__Aim of the exercise__.
Leave out the pictures and copy everything else below exactly.

__Exercise material__.

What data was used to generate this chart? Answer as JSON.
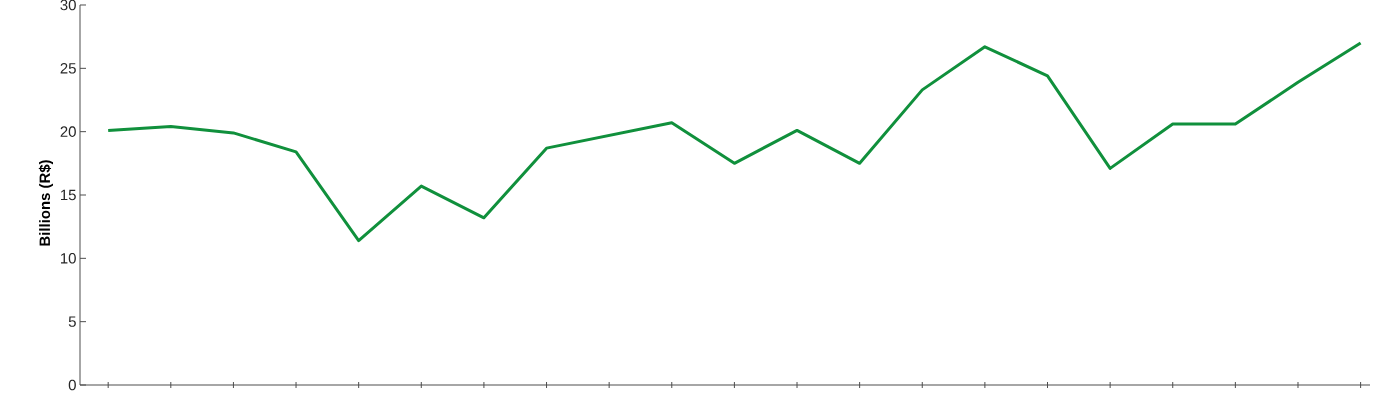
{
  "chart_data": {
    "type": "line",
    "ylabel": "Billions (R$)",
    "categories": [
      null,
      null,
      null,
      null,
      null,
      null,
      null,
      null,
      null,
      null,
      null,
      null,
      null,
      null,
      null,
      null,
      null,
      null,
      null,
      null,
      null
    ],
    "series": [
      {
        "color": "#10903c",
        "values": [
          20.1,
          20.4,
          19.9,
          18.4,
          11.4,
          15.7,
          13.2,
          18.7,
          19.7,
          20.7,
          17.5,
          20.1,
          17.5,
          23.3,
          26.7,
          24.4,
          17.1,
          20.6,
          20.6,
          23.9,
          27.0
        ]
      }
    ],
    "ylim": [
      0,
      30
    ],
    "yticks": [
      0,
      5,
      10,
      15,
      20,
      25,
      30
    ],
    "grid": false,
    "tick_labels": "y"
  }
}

__Correct response__.
What data was used to generate this chart? Answer as JSON.
{
  "chart_data": {
    "type": "line",
    "ylabel": "Billions (R$)",
    "categories": [
      null,
      null,
      null,
      null,
      null,
      null,
      null,
      null,
      null,
      null,
      null,
      null,
      null,
      null,
      null,
      null,
      null,
      null,
      null,
      null,
      null
    ],
    "series": [
      {
        "color": "#10903c",
        "values": [
          20.1,
          20.4,
          19.9,
          18.4,
          11.4,
          15.7,
          13.2,
          18.7,
          19.7,
          20.7,
          17.5,
          20.1,
          17.5,
          23.3,
          26.7,
          24.4,
          17.1,
          20.6,
          20.6,
          23.9,
          27.0
        ]
      }
    ],
    "ylim": [
      0,
      30
    ],
    "yticks": [
      0,
      5,
      10,
      15,
      20,
      25,
      30
    ],
    "grid": false,
    "tick_labels": "y"
  }
}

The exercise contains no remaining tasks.